Find how many lines in the data below include the word "this", then write only that number.

Stored records
○ ○ ○

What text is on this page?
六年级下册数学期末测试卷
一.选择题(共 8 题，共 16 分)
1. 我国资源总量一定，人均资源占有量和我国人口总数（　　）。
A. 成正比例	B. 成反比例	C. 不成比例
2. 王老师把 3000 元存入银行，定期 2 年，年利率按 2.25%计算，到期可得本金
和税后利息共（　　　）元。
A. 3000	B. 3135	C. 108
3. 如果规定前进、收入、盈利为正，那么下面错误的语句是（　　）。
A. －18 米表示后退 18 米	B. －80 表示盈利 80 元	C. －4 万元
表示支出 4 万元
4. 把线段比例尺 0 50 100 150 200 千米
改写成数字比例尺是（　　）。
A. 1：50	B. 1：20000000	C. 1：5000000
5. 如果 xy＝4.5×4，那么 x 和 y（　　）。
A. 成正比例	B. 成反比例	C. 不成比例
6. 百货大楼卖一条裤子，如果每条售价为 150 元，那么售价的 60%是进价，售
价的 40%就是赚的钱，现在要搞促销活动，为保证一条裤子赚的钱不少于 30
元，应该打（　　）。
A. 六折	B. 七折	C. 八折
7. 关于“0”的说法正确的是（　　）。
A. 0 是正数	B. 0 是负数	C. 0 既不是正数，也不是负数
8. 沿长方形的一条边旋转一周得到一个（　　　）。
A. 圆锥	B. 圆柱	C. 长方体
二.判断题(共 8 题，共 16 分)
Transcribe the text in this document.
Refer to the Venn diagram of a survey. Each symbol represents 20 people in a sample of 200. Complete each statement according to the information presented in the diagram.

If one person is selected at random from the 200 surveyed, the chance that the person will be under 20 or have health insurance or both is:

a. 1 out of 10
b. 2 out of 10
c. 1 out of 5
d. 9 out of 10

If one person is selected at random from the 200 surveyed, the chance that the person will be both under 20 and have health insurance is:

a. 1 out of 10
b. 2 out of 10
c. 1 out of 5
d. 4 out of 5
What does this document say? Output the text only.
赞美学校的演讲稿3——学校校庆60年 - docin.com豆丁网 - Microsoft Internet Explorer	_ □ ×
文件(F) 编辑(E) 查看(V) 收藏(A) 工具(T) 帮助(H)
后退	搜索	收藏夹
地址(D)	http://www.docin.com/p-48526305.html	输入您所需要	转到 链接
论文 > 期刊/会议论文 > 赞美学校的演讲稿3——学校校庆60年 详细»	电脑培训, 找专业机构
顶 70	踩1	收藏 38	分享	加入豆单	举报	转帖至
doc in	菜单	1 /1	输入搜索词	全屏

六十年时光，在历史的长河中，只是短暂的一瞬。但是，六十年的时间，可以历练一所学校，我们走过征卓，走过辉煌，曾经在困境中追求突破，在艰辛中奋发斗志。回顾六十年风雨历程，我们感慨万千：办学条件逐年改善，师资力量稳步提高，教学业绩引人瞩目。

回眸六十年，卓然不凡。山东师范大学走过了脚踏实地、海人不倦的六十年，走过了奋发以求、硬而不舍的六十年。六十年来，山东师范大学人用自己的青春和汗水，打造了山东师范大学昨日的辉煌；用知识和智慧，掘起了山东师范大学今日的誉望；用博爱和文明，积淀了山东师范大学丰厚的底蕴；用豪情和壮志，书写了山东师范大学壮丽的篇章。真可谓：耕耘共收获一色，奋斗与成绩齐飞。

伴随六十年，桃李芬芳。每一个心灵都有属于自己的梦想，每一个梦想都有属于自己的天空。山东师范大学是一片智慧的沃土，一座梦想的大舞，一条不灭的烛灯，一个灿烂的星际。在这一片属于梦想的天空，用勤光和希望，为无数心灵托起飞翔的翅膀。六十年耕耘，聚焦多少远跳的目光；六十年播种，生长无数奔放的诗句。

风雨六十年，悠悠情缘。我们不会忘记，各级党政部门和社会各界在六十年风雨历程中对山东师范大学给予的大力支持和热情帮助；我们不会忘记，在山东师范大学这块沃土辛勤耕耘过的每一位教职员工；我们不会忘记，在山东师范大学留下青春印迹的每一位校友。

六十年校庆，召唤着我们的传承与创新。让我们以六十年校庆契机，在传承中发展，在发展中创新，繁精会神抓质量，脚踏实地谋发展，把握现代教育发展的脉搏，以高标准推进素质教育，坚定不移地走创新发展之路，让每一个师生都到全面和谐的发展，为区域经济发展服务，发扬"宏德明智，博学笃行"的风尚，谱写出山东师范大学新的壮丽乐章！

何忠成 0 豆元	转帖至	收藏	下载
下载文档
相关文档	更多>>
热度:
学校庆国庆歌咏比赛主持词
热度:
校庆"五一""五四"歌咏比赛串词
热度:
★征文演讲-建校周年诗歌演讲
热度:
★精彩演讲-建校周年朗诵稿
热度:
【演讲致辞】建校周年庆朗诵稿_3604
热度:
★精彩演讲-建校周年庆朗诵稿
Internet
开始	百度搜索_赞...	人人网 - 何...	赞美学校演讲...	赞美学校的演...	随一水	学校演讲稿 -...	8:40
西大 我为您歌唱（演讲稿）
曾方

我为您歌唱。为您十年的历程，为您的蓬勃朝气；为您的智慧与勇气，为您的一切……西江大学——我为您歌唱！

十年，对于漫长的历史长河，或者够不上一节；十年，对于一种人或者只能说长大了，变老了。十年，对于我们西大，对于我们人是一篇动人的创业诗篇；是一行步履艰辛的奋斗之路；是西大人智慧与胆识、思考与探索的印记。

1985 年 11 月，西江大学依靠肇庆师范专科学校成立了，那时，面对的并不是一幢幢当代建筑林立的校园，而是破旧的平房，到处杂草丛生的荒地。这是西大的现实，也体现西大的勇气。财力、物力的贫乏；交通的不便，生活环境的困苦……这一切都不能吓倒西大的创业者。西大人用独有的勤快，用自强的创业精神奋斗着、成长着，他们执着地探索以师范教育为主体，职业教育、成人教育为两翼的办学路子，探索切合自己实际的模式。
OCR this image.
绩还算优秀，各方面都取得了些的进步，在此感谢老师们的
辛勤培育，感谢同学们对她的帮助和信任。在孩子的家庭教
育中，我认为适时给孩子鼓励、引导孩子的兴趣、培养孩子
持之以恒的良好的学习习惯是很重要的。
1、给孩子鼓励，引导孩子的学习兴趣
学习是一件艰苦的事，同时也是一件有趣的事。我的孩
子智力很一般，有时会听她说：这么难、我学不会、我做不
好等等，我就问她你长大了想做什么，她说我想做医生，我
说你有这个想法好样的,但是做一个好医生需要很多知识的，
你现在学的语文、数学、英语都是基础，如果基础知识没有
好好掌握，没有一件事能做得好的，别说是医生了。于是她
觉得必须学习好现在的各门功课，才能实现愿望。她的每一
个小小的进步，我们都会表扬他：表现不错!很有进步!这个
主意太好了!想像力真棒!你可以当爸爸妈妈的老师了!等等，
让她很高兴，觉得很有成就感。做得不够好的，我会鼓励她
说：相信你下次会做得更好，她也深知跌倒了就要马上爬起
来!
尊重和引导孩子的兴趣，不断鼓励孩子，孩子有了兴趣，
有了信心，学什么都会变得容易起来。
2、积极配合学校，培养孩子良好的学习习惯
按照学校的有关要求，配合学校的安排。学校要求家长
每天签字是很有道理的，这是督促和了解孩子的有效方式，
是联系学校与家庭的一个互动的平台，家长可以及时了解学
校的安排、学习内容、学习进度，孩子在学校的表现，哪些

○ ○ ○

§ **EXPECTED ANSWER**: 4